** Entries shown **

--- BEGIN ---

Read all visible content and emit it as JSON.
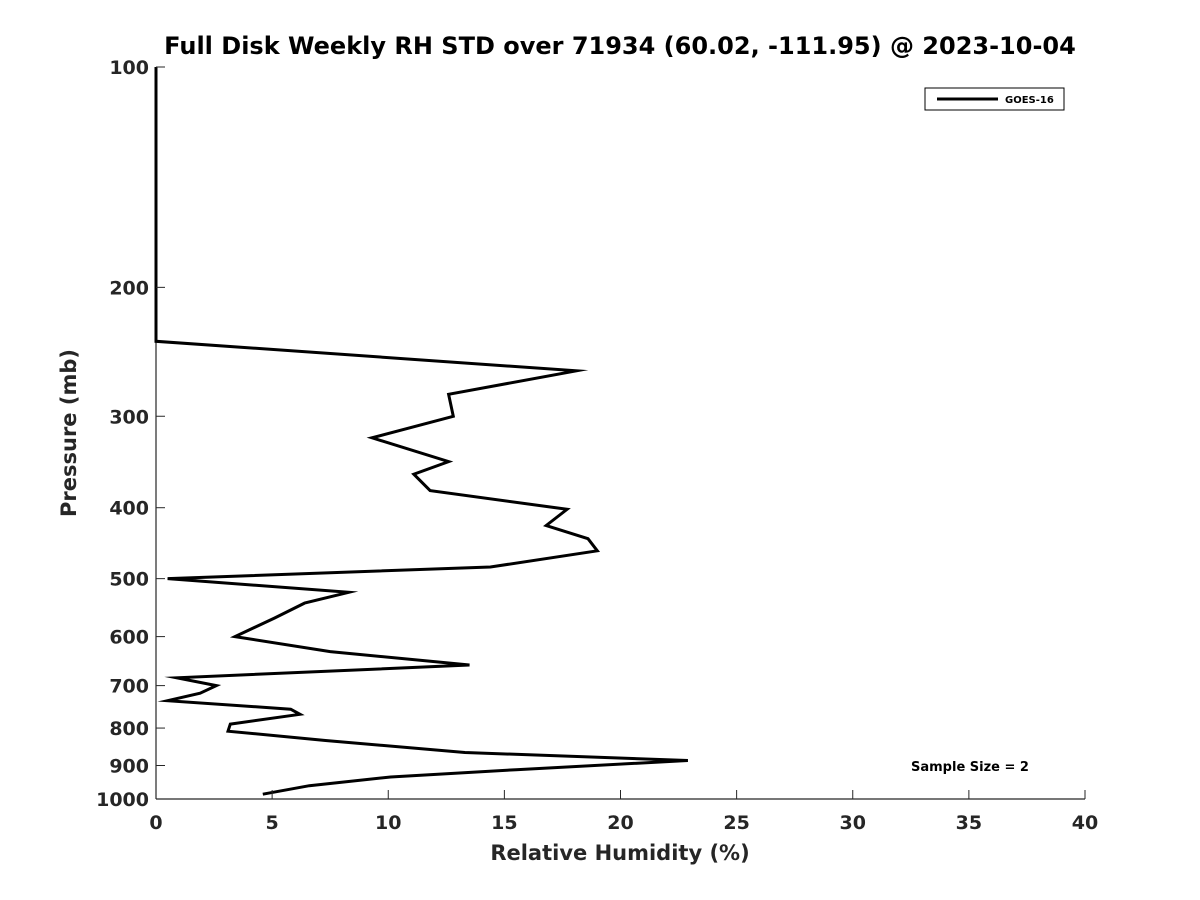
{
  "chart_data": {
    "type": "line",
    "title": "Full Disk Weekly RH STD over 71934 (60.02, -111.95) @ 2023-10-04",
    "xlabel": "Relative Humidity (%)",
    "ylabel": "Pressure (mb)",
    "xlim": [
      0,
      40
    ],
    "ylim": [
      1000,
      100
    ],
    "yscale": "log",
    "y_reversed": true,
    "x_ticks": [
      "0",
      "5",
      "10",
      "15",
      "20",
      "25",
      "30",
      "35",
      "40"
    ],
    "y_ticks": [
      "100",
      "200",
      "300",
      "400",
      "500",
      "600",
      "700",
      "800",
      "900",
      "1000"
    ],
    "grid": false,
    "legend": {
      "position": "top-right",
      "entries": [
        "GOES-16"
      ]
    },
    "annotation": "Sample Size = 2",
    "series": [
      {
        "name": "GOES-16",
        "color": "#000000",
        "x": [
          0,
          0,
          0,
          18.1,
          12.6,
          12.8,
          9.3,
          12.6,
          11.1,
          11.8,
          17.7,
          16.8,
          18.6,
          19.0,
          14.4,
          0.5,
          8.3,
          6.4,
          5.1,
          3.4,
          7.5,
          13.5,
          0.9,
          2.6,
          1.9,
          0.5,
          5.8,
          6.2,
          3.2,
          3.1,
          7.3,
          13.3,
          22.9,
          15.5,
          10.1,
          6.6,
          4.6
        ],
        "y": [
          100,
          200,
          237,
          260,
          280,
          300,
          321,
          346,
          360,
          379,
          402,
          423,
          441,
          458,
          482,
          500,
          522,
          540,
          566,
          600,
          629,
          656,
          683,
          700,
          717,
          734,
          754,
          766,
          790,
          808,
          832,
          864,
          886,
          912,
          933,
          959,
          985
        ]
      }
    ]
  }
}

--- END ---

** What you should do **
Print the records word for word and exclude any picture they hold.

** Completed exercise **
Read all visible content and emit it as JSON.
{
  "chart_data": {
    "type": "line",
    "title": "Full Disk Weekly RH STD over 71934 (60.02, -111.95) @ 2023-10-04",
    "xlabel": "Relative Humidity (%)",
    "ylabel": "Pressure (mb)",
    "xlim": [
      0,
      40
    ],
    "ylim": [
      1000,
      100
    ],
    "yscale": "log",
    "y_reversed": true,
    "x_ticks": [
      "0",
      "5",
      "10",
      "15",
      "20",
      "25",
      "30",
      "35",
      "40"
    ],
    "y_ticks": [
      "100",
      "200",
      "300",
      "400",
      "500",
      "600",
      "700",
      "800",
      "900",
      "1000"
    ],
    "grid": false,
    "legend": {
      "position": "top-right",
      "entries": [
        "GOES-16"
      ]
    },
    "annotation": "Sample Size = 2",
    "series": [
      {
        "name": "GOES-16",
        "color": "#000000",
        "x": [
          0,
          0,
          0,
          18.1,
          12.6,
          12.8,
          9.3,
          12.6,
          11.1,
          11.8,
          17.7,
          16.8,
          18.6,
          19.0,
          14.4,
          0.5,
          8.3,
          6.4,
          5.1,
          3.4,
          7.5,
          13.5,
          0.9,
          2.6,
          1.9,
          0.5,
          5.8,
          6.2,
          3.2,
          3.1,
          7.3,
          13.3,
          22.9,
          15.5,
          10.1,
          6.6,
          4.6
        ],
        "y": [
          100,
          200,
          237,
          260,
          280,
          300,
          321,
          346,
          360,
          379,
          402,
          423,
          441,
          458,
          482,
          500,
          522,
          540,
          566,
          600,
          629,
          656,
          683,
          700,
          717,
          734,
          754,
          766,
          790,
          808,
          832,
          864,
          886,
          912,
          933,
          959,
          985
        ]
      }
    ]
  }
}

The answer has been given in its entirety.